- [Data supplied]:
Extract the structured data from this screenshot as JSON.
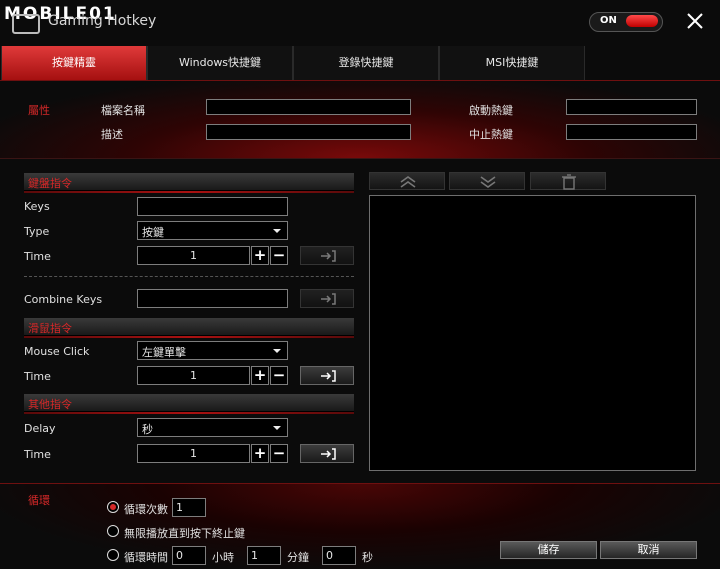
{
  "header": {
    "logo_text": "MOBILE01",
    "app_title": "Gaming Hotkey",
    "power_toggle": {
      "label": "ON",
      "state": "on",
      "color": "#e02020"
    }
  },
  "tabs": [
    {
      "label": "按鍵精靈",
      "active": true
    },
    {
      "label": "Windows快捷鍵",
      "active": false
    },
    {
      "label": "登錄快捷鍵",
      "active": false
    },
    {
      "label": "MSI快捷鍵",
      "active": false
    }
  ],
  "properties": {
    "section_label": "屬性",
    "filename_label": "檔案名稱",
    "filename_value": "",
    "description_label": "描述",
    "description_value": "",
    "start_hotkey_label": "啟動熱鍵",
    "start_hotkey_value": "",
    "stop_hotkey_label": "中止熱鍵",
    "stop_hotkey_value": ""
  },
  "keyboard": {
    "section_label": "鍵盤指令",
    "keys_label": "Keys",
    "keys_value": "",
    "type_label": "Type",
    "type_value": "按鍵",
    "time_label": "Time",
    "time_value": "1",
    "combine_label": "Combine Keys",
    "combine_value": ""
  },
  "mouse": {
    "section_label": "滑鼠指令",
    "click_label": "Mouse Click",
    "click_value": "左鍵單擊",
    "time_label": "Time",
    "time_value": "1"
  },
  "other": {
    "section_label": "其他指令",
    "delay_label": "Delay",
    "delay_value": "秒",
    "time_label": "Time",
    "time_value": "1"
  },
  "loop": {
    "section_label": "循環",
    "opt_count_label": "循環次數",
    "opt_count_value": "1",
    "opt_until_stop_label": "無限播放直到按下終止鍵",
    "opt_time_label": "循環時間",
    "hours_value": "0",
    "hours_label": "小時",
    "minutes_value": "1",
    "minutes_label": "分鐘",
    "seconds_value": "0",
    "seconds_label": "秒",
    "selected": "count"
  },
  "buttons": {
    "save": "儲存",
    "cancel": "取消"
  },
  "colors": {
    "accent_red": "#d42828",
    "tab_active": "#c32020"
  }
}
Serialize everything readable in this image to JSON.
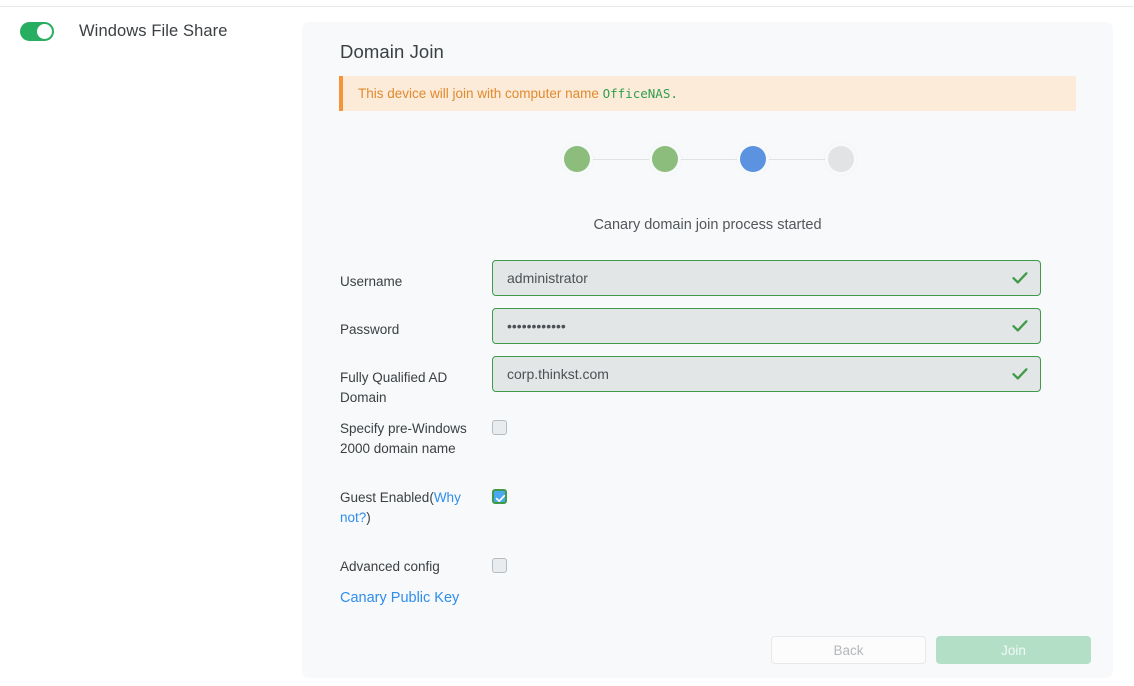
{
  "service": {
    "label": "Windows File Share",
    "enabled": true,
    "toggle_color": "#27ae60"
  },
  "panel": {
    "title": "Domain Join",
    "alert": {
      "prefix": "This device will join with computer name ",
      "computer_name": "OfficeNAS",
      "suffix": ".",
      "accent_color": "#f5943b",
      "text_color": "#e08a2e",
      "background": "#fdebd9",
      "mono_color": "#2f9e4f"
    },
    "steps": [
      {
        "name": "step-1",
        "state": "done",
        "color": "#8cbd7d"
      },
      {
        "name": "step-2",
        "state": "done",
        "color": "#8cbd7d"
      },
      {
        "name": "step-3",
        "state": "active",
        "color": "#5b93e0"
      },
      {
        "name": "step-4",
        "state": "todo",
        "color": "#e2e3e4"
      }
    ],
    "status_text": "Canary domain join process started",
    "fields": [
      {
        "label": "Username",
        "value": "administrator",
        "placeholder": "Username",
        "valid": true
      },
      {
        "label": "Password",
        "value": "••••••••••••",
        "placeholder": "Password",
        "valid": true
      },
      {
        "label": "Fully Qualified AD Domain",
        "value": "corp.thinkst.com",
        "placeholder": "Fully Qualified AD Domain",
        "valid": true
      }
    ],
    "checkboxes": [
      {
        "label": "Specify pre-Windows 2000 domain name",
        "checked": false,
        "link_text": "",
        "has_link": false
      },
      {
        "label": "Guest Enabled",
        "checked": true,
        "link_text": "Why not?",
        "has_link": true,
        "link_open": "(",
        "link_close": ")"
      },
      {
        "label": "Advanced config",
        "checked": false,
        "link_text": "",
        "has_link": false
      }
    ],
    "public_key_link": "Canary Public Key",
    "buttons": {
      "back": "Back",
      "join": "Join",
      "back_disabled": true,
      "join_disabled": true,
      "join_color": "#b4dfc7"
    }
  }
}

- [Directions for this task]:
Without including any pictures, please restate all the records exactly.

- [Solution to the problem]:
Extract the structured data from this screenshot as JSON.
{
  "header": {
    "logo_text": "MOBILE01",
    "app_title": "Gaming Hotkey",
    "power_toggle": {
      "label": "ON",
      "state": "on",
      "color": "#e02020"
    }
  },
  "tabs": [
    {
      "label": "按鍵精靈",
      "active": true
    },
    {
      "label": "Windows快捷鍵",
      "active": false
    },
    {
      "label": "登錄快捷鍵",
      "active": false
    },
    {
      "label": "MSI快捷鍵",
      "active": false
    }
  ],
  "properties": {
    "section_label": "屬性",
    "filename_label": "檔案名稱",
    "filename_value": "",
    "description_label": "描述",
    "description_value": "",
    "start_hotkey_label": "啟動熱鍵",
    "start_hotkey_value": "",
    "stop_hotkey_label": "中止熱鍵",
    "stop_hotkey_value": ""
  },
  "keyboard": {
    "section_label": "鍵盤指令",
    "keys_label": "Keys",
    "keys_value": "",
    "type_label": "Type",
    "type_value": "按鍵",
    "time_label": "Time",
    "time_value": "1",
    "combine_label": "Combine Keys",
    "combine_value": ""
  },
  "mouse": {
    "section_label": "滑鼠指令",
    "click_label": "Mouse Click",
    "click_value": "左鍵單擊",
    "time_label": "Time",
    "time_value": "1"
  },
  "other": {
    "section_label": "其他指令",
    "delay_label": "Delay",
    "delay_value": "秒",
    "time_label": "Time",
    "time_value": "1"
  },
  "loop": {
    "section_label": "循環",
    "opt_count_label": "循環次數",
    "opt_count_value": "1",
    "opt_until_stop_label": "無限播放直到按下終止鍵",
    "opt_time_label": "循環時間",
    "hours_value": "0",
    "hours_label": "小時",
    "minutes_value": "1",
    "minutes_label": "分鐘",
    "seconds_value": "0",
    "seconds_label": "秒",
    "selected": "count"
  },
  "buttons": {
    "save": "儲存",
    "cancel": "取消"
  },
  "colors": {
    "accent_red": "#d42828",
    "tab_active": "#c32020"
  }
}
Serialize everything readable in this image to JSON.
{
  "service": {
    "label": "Windows File Share",
    "enabled": true,
    "toggle_color": "#27ae60"
  },
  "panel": {
    "title": "Domain Join",
    "alert": {
      "prefix": "This device will join with computer name ",
      "computer_name": "OfficeNAS",
      "suffix": ".",
      "accent_color": "#f5943b",
      "text_color": "#e08a2e",
      "background": "#fdebd9",
      "mono_color": "#2f9e4f"
    },
    "steps": [
      {
        "name": "step-1",
        "state": "done",
        "color": "#8cbd7d"
      },
      {
        "name": "step-2",
        "state": "done",
        "color": "#8cbd7d"
      },
      {
        "name": "step-3",
        "state": "active",
        "color": "#5b93e0"
      },
      {
        "name": "step-4",
        "state": "todo",
        "color": "#e2e3e4"
      }
    ],
    "status_text": "Canary domain join process started",
    "fields": [
      {
        "label": "Username",
        "value": "administrator",
        "placeholder": "Username",
        "valid": true
      },
      {
        "label": "Password",
        "value": "••••••••••••",
        "placeholder": "Password",
        "valid": true
      },
      {
        "label": "Fully Qualified AD Domain",
        "value": "corp.thinkst.com",
        "placeholder": "Fully Qualified AD Domain",
        "valid": true
      }
    ],
    "checkboxes": [
      {
        "label": "Specify pre-Windows 2000 domain name",
        "checked": false,
        "link_text": "",
        "has_link": false
      },
      {
        "label": "Guest Enabled",
        "checked": true,
        "link_text": "Why not?",
        "has_link": true,
        "link_open": "(",
        "link_close": ")"
      },
      {
        "label": "Advanced config",
        "checked": false,
        "link_text": "",
        "has_link": false
      }
    ],
    "public_key_link": "Canary Public Key",
    "buttons": {
      "back": "Back",
      "join": "Join",
      "back_disabled": true,
      "join_disabled": true,
      "join_color": "#b4dfc7"
    }
  }
}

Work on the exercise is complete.